start
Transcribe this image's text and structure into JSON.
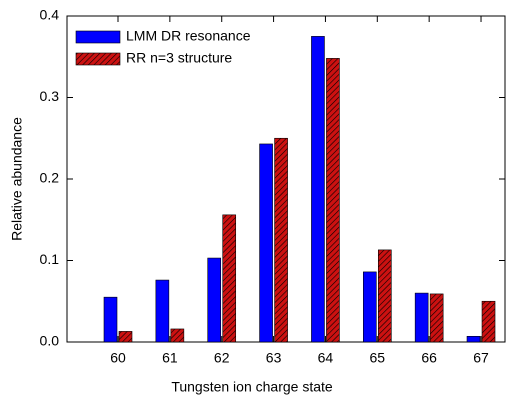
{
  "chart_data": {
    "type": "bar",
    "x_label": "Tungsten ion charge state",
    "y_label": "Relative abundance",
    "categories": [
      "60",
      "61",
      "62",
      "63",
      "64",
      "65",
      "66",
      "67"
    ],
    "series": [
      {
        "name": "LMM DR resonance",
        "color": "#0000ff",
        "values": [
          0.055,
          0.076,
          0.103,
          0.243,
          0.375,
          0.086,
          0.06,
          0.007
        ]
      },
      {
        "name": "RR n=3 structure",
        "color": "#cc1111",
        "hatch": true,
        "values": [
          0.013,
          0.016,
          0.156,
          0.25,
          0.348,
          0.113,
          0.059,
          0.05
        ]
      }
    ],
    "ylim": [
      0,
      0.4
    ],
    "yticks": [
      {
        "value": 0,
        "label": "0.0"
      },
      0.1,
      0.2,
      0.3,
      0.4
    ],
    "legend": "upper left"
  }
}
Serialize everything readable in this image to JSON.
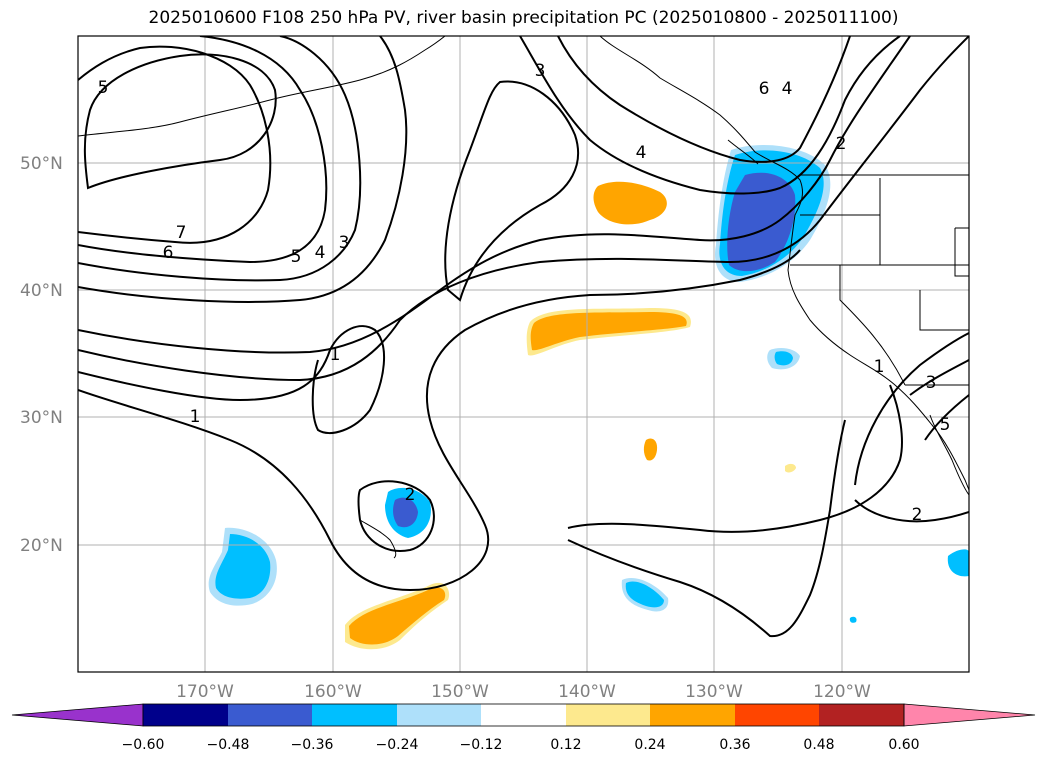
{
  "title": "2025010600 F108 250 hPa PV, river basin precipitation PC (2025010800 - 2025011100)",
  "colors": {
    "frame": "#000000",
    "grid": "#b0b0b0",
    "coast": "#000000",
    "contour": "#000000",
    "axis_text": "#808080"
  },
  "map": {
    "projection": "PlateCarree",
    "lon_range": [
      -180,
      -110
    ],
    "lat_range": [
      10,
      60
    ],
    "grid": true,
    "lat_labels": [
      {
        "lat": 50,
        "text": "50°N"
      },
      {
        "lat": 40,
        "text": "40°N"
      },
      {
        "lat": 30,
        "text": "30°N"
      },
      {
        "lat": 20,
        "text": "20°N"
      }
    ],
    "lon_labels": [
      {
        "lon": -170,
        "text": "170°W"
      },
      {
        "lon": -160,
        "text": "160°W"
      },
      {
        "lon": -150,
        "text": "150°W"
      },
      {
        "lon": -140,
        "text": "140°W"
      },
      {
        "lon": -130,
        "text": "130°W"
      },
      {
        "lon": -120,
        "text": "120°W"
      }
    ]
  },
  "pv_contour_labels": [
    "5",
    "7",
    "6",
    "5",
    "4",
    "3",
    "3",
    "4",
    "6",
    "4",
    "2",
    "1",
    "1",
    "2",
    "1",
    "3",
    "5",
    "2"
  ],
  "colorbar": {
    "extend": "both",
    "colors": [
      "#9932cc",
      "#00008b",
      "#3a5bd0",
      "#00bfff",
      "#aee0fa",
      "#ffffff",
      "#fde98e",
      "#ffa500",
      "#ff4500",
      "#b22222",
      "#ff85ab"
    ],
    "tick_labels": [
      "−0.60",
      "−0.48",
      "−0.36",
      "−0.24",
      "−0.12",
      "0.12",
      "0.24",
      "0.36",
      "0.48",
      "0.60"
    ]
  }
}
end
What the task asks — Collect the lines of the records that include the string "this".

Complete response —
Transcribe this image's text and structure into JSON.
Serialize everything readable in this image to JSON.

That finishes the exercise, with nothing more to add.